>> START Provided records

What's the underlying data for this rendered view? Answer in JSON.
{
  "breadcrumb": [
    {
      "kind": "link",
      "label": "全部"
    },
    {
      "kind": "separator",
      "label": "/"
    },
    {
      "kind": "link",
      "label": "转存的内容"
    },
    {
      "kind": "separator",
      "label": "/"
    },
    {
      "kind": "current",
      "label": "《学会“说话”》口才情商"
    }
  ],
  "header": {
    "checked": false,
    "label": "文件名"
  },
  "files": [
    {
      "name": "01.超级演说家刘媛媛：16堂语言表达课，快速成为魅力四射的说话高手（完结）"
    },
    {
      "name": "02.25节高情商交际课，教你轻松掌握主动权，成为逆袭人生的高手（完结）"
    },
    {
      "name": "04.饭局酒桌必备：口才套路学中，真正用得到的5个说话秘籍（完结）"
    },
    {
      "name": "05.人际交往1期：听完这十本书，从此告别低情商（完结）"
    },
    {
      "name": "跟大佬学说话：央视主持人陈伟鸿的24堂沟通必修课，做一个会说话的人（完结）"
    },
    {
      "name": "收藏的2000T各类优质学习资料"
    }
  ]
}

>> END Provided records

**Task goal:**
Transcribe every line of the data, exactly as it stands.

**The output:**
What's the underlying data for this rendered view? Answer in JSON.
{
  "breadcrumb": [
    {
      "kind": "link",
      "label": "全部"
    },
    {
      "kind": "separator",
      "label": "/"
    },
    {
      "kind": "link",
      "label": "转存的内容"
    },
    {
      "kind": "separator",
      "label": "/"
    },
    {
      "kind": "current",
      "label": "《学会“说话”》口才情商"
    }
  ],
  "header": {
    "checked": false,
    "label": "文件名"
  },
  "files": [
    {
      "name": "01.超级演说家刘媛媛：16堂语言表达课，快速成为魅力四射的说话高手（完结）"
    },
    {
      "name": "02.25节高情商交际课，教你轻松掌握主动权，成为逆袭人生的高手（完结）"
    },
    {
      "name": "04.饭局酒桌必备：口才套路学中，真正用得到的5个说话秘籍（完结）"
    },
    {
      "name": "05.人际交往1期：听完这十本书，从此告别低情商（完结）"
    },
    {
      "name": "跟大佬学说话：央视主持人陈伟鸿的24堂沟通必修课，做一个会说话的人（完结）"
    },
    {
      "name": "收藏的2000T各类优质学习资料"
    }
  ]
}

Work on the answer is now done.